__Challenge__.
Only lines holding the word "missing" should be copied from the material.

[Collection entries]
## Start

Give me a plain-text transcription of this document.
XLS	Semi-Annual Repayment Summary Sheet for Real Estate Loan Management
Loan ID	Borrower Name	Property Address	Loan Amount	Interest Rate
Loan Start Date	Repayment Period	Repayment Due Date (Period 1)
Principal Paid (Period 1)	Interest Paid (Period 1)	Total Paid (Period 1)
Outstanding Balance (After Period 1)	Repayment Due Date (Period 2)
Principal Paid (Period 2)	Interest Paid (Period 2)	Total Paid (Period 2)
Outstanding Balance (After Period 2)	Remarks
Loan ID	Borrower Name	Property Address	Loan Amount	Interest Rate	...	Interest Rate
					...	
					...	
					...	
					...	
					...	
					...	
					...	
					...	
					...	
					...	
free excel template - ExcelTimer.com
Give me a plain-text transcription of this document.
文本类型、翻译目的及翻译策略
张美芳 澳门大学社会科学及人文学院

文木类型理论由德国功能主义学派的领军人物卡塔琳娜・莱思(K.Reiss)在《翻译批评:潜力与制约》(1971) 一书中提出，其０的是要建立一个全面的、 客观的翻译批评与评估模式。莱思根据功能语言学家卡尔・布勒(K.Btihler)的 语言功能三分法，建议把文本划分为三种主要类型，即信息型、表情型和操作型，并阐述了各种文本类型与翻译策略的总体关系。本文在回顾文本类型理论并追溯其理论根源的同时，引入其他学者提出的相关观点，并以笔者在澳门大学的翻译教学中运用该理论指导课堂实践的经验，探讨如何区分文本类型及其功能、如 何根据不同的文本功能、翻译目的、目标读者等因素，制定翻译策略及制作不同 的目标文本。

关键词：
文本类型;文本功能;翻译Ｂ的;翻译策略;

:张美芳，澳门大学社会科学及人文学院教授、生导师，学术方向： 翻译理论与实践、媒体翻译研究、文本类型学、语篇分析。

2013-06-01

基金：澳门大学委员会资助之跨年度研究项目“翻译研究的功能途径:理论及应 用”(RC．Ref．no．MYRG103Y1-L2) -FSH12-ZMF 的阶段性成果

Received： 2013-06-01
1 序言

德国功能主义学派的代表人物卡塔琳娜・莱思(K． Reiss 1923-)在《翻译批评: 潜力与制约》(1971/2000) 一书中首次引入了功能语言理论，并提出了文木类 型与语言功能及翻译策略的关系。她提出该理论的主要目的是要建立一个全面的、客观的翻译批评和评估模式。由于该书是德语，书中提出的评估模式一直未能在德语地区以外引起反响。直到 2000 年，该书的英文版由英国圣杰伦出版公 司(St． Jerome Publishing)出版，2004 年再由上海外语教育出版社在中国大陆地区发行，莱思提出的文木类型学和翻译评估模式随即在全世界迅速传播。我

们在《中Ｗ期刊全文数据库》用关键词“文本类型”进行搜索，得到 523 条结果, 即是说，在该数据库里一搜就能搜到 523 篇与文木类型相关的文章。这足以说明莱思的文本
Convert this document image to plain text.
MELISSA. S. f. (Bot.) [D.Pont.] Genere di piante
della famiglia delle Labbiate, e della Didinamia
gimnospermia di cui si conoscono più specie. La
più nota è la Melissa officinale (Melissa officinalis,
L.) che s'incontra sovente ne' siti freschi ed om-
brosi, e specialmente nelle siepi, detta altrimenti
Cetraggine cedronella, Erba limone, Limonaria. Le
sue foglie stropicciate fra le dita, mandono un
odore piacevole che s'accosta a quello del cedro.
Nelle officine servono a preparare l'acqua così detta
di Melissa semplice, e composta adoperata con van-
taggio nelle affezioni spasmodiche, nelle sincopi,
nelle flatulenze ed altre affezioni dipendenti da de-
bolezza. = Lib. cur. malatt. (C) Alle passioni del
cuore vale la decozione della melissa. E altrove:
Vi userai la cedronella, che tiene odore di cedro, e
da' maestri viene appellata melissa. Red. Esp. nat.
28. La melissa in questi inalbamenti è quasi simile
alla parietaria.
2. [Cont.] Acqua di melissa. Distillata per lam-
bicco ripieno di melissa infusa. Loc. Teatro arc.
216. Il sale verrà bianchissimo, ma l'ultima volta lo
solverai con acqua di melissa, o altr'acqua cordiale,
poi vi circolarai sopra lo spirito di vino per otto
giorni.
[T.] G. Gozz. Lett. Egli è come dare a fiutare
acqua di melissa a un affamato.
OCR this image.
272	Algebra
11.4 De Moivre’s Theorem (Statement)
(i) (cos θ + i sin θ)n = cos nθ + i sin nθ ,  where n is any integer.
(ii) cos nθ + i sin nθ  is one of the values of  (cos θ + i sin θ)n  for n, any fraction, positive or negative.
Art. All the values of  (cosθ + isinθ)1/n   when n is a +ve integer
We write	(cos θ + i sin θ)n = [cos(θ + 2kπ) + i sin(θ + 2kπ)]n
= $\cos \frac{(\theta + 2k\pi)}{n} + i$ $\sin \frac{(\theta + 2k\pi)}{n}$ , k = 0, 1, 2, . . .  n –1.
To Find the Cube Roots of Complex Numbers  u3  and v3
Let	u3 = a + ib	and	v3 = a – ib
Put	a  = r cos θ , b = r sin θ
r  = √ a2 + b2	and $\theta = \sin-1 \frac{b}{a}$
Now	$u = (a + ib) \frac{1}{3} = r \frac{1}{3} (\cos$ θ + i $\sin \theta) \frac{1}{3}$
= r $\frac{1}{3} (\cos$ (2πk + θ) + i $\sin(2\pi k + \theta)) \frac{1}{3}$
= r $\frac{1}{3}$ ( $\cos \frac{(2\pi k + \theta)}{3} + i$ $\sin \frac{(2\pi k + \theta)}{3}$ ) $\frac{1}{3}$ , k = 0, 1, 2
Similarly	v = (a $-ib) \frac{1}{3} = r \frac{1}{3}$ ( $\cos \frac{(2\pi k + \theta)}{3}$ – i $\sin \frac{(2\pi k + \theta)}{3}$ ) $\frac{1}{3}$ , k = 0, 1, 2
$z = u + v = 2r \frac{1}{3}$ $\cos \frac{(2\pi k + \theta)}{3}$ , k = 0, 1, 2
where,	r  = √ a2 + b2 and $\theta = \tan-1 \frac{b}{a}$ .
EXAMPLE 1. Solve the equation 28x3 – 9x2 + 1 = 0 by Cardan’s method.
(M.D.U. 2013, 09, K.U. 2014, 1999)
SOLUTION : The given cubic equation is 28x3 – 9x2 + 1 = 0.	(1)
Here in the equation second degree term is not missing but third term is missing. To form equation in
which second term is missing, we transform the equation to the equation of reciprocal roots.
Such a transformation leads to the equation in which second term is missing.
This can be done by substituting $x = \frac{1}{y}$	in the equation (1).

## End

__Answer__.
Here in the equation second degree term is not missing but third term is missing. To form equation in
which second term is missing, we transform the equation to the equation of reciprocal roots.
Such a transformation leads to the equation in which second term is missing.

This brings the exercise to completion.